### TEXTO PARA ANALIZAR
Estaban incinerados. O eso al menos es lo que decía Oscar Centeno. De pronto, la aparición de 6 de los 8 cuadernos de la corrupción K sorprendieron a propios y ajenos.
Porque, como se dijo, no estaban. O estaban prendidos fuego. "Los quemé en la parrilla del fondo de mi casa", dijo el errático chofer a principios de agosto de 2018.
Poco antes, le había jurado al fiscal Carlos Stornelli que estaban en su poder. “Los tengo yo”, dijo textualmente en sede judicial.
¿Cómo entender en ese contexto lo ocurrido en las últimas horas? ¿Cuándo mintió Centeno, la primera vez o la segunda? ¿O acaso jamás dijo la verdad?
Es suspicaz que aparezcan los cuadernos a pocos días de las elecciones, porque aquella persona que los entregó bien pudo haberlo hecho mucho antes. O incluso después de los comicios del próximo domingo.
Pero no. Lo hizo ahora, sin poder desconocer la relevancia política de ese gesto. Que le da tremenda “mano” a Cambiemos en medio de una elección que se avecina esquiva.
Es bien cierto que la aparición de esos documentos refrenda todo lo que ya se venía sospechando y que puntuales testigos habían confirmado ante la Justicia. Pero ello no deja de abrir todo un abanico de interrogantes.

### LO QUE SE PIDE
Prolonga el texto sobre la aparición de los cuadernos de Centeno a partir de su última oración.

### REGISTROS EXTRAÍDOS
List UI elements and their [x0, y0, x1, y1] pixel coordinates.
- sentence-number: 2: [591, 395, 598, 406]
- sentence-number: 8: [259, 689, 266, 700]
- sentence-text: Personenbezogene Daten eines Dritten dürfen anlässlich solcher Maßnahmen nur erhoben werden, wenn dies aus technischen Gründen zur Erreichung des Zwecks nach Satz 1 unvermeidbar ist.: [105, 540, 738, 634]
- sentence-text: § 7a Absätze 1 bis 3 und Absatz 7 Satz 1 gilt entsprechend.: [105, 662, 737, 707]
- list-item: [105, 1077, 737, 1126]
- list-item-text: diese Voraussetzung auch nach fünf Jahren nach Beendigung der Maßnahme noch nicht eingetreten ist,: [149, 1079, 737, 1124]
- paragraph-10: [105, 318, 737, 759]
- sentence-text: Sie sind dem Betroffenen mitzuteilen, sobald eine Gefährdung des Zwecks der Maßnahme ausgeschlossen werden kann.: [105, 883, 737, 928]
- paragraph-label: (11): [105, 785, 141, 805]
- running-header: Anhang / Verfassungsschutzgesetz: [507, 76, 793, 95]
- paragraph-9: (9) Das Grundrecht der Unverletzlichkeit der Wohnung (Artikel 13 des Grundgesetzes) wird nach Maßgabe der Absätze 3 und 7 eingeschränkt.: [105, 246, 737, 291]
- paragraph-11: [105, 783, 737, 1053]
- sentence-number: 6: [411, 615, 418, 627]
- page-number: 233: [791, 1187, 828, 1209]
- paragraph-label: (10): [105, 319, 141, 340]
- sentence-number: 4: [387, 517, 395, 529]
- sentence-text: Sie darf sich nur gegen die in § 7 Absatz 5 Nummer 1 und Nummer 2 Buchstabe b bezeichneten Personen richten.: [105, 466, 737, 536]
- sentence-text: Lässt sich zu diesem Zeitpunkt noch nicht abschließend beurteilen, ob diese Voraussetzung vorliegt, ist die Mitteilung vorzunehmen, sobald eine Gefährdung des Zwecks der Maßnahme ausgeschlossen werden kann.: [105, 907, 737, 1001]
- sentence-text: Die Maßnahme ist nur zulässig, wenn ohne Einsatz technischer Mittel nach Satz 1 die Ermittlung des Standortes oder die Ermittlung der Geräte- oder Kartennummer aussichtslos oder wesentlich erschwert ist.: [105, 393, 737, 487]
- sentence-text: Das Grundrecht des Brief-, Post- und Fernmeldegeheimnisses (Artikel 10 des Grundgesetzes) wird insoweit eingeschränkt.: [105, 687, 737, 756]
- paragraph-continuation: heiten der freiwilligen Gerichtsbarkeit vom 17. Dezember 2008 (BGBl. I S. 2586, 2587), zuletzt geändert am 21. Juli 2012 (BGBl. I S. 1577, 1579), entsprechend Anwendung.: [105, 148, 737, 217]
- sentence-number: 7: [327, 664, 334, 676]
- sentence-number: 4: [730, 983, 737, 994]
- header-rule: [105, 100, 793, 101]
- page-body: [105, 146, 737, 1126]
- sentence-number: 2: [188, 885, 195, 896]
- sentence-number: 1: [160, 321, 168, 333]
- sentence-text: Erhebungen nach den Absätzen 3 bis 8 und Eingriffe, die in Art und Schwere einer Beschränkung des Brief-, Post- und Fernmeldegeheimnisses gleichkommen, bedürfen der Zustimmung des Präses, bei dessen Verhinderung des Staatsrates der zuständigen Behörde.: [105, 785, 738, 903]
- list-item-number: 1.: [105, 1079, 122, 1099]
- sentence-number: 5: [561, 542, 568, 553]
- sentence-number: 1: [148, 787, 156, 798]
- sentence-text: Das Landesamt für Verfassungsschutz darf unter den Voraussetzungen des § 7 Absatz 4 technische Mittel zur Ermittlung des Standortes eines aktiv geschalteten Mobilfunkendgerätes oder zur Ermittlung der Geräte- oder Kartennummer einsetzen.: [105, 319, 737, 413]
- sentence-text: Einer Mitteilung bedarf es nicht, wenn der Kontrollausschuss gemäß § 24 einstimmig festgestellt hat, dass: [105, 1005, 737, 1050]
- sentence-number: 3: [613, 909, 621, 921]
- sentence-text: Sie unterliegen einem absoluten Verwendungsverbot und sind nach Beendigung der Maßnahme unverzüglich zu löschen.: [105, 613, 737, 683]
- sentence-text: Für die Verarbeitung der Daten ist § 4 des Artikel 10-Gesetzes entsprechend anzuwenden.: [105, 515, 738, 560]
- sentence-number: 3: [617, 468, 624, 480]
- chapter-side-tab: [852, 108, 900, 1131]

### ESPACIO DE RESPUESTA
Porque Centeno siempre fue un tipo sospechoso. De hecho, desde un principio se presumió que fuera un espía. Porque… ¿cuál sería el sentido de anotar pacientemente cada una de las actividades que hacía, durante una década, como chofer del poder?
¿Para qué filmaba y detallaba con “pelos y señales” puntuales encuentros entre funcionarios del kirchnerismo de alta gravitación? ¿Quién le pidió que grabara aquella famosa reunión entre Néstor Kirchner y Roberto Baratta?
Crecen las sospechas cuando se recuerda que Centeno supo reportar al ejército. Misteriosamente, de allí recaló al oficio de remisero. Raro.
Ni hablar de las incongruencias que aparecen cuando se pone el foco en sus declaraciones, plagadas de contradicciones y sinsentidos.
Si a todo ello se suma la manera en la que aparecieron los cuadernos en las últimas horas, crecen los interrogantes.
Porque, hay que decirlo, no es creíble la historia que cuenta Diego Cabot, a quien —aclaro por las dudas— admiro y respeto profundamente. Un hombre misterioso, un llamado, una mochila, una despedida repentina. Solo en los libros de Robert Ludlum ocurre algo semejante.
En el mismísimo seno del gobierno asoman inquietantes versiones, que refieren a una trama de espionaje de alto vuelo. Son fuentes oficiales que juran que los cuadernos siempre estuvieron en manos de reputados exespías de la AFI. Serían los mismos que le dieron letra a Centeno.
Es decir… los informantes no descartan que lo que dicen los cuadernos sea cierto —de hecho, dos instancias judiciales han demostrado su veracidad—, pero creen que toda la trama se manejó con un “tiempismo” político que operó en favor de ciertos intereses.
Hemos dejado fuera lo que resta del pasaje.